▸ Problem to work on
Quote the records in full and leave their pictures out.

▸ The input
☆ ☆ ☆ ☆

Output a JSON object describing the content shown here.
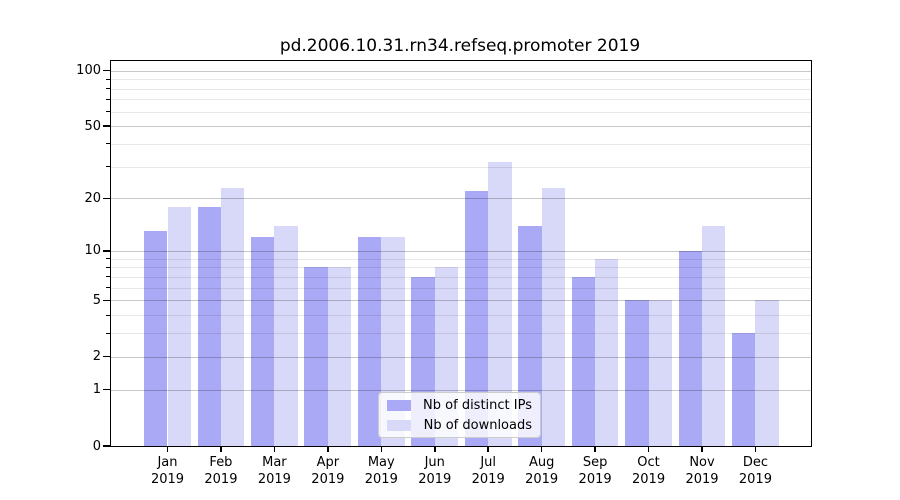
{
  "title": "pd.2006.10.31.rn34.refseq.promoter 2019",
  "legend": {
    "items": [
      {
        "label": "Nb of distinct IPs"
      },
      {
        "label": "Nb of downloads"
      }
    ]
  },
  "colors": {
    "distinct_ips": "#a9a9f5",
    "downloads": "#d8d8f8",
    "major_grid": "rgba(0,0,0,0.22)",
    "minor_grid": "rgba(0,0,0,0.09)"
  },
  "chart_data": {
    "type": "bar",
    "title": "pd.2006.10.31.rn34.refseq.promoter 2019",
    "categories": [
      "Jan 2019",
      "Feb 2019",
      "Mar 2019",
      "Apr 2019",
      "May 2019",
      "Jun 2019",
      "Jul 2019",
      "Aug 2019",
      "Sep 2019",
      "Oct 2019",
      "Nov 2019",
      "Dec 2019"
    ],
    "series": [
      {
        "name": "Nb of distinct IPs",
        "key": "distinct_ips",
        "values": [
          13,
          18,
          12,
          8,
          12,
          7,
          22,
          14,
          7,
          5,
          10,
          3
        ]
      },
      {
        "name": "Nb of downloads",
        "key": "downloads",
        "values": [
          18,
          23,
          14,
          8,
          12,
          8,
          32,
          23,
          9,
          5,
          14,
          5
        ]
      }
    ],
    "xlabel": "",
    "ylabel": "",
    "yscale": "log1p",
    "ylim": [
      0,
      112.7
    ],
    "yticks": [
      100,
      50,
      20,
      10,
      5,
      2,
      1,
      0
    ],
    "minor_yticks": [
      3,
      4,
      6,
      7,
      8,
      9,
      30,
      40,
      60,
      70,
      80,
      90
    ],
    "grid": "both-major-and-minor-drawn-over-bars",
    "legend_position": "lower center"
  }
}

☆ ☆ ☆ ☆

▸ Completed task
Output a JSON object describing the content shown here.
{
  "title": "pd.2006.10.31.rn34.refseq.promoter 2019",
  "legend": {
    "items": [
      {
        "label": "Nb of distinct IPs"
      },
      {
        "label": "Nb of downloads"
      }
    ]
  },
  "colors": {
    "distinct_ips": "#a9a9f5",
    "downloads": "#d8d8f8",
    "major_grid": "rgba(0,0,0,0.22)",
    "minor_grid": "rgba(0,0,0,0.09)"
  },
  "chart_data": {
    "type": "bar",
    "title": "pd.2006.10.31.rn34.refseq.promoter 2019",
    "categories": [
      "Jan 2019",
      "Feb 2019",
      "Mar 2019",
      "Apr 2019",
      "May 2019",
      "Jun 2019",
      "Jul 2019",
      "Aug 2019",
      "Sep 2019",
      "Oct 2019",
      "Nov 2019",
      "Dec 2019"
    ],
    "series": [
      {
        "name": "Nb of distinct IPs",
        "key": "distinct_ips",
        "values": [
          13,
          18,
          12,
          8,
          12,
          7,
          22,
          14,
          7,
          5,
          10,
          3
        ]
      },
      {
        "name": "Nb of downloads",
        "key": "downloads",
        "values": [
          18,
          23,
          14,
          8,
          12,
          8,
          32,
          23,
          9,
          5,
          14,
          5
        ]
      }
    ],
    "xlabel": "",
    "ylabel": "",
    "yscale": "log1p",
    "ylim": [
      0,
      112.7
    ],
    "yticks": [
      100,
      50,
      20,
      10,
      5,
      2,
      1,
      0
    ],
    "minor_yticks": [
      3,
      4,
      6,
      7,
      8,
      9,
      30,
      40,
      60,
      70,
      80,
      90
    ],
    "grid": "both-major-and-minor-drawn-over-bars",
    "legend_position": "lower center"
  }
}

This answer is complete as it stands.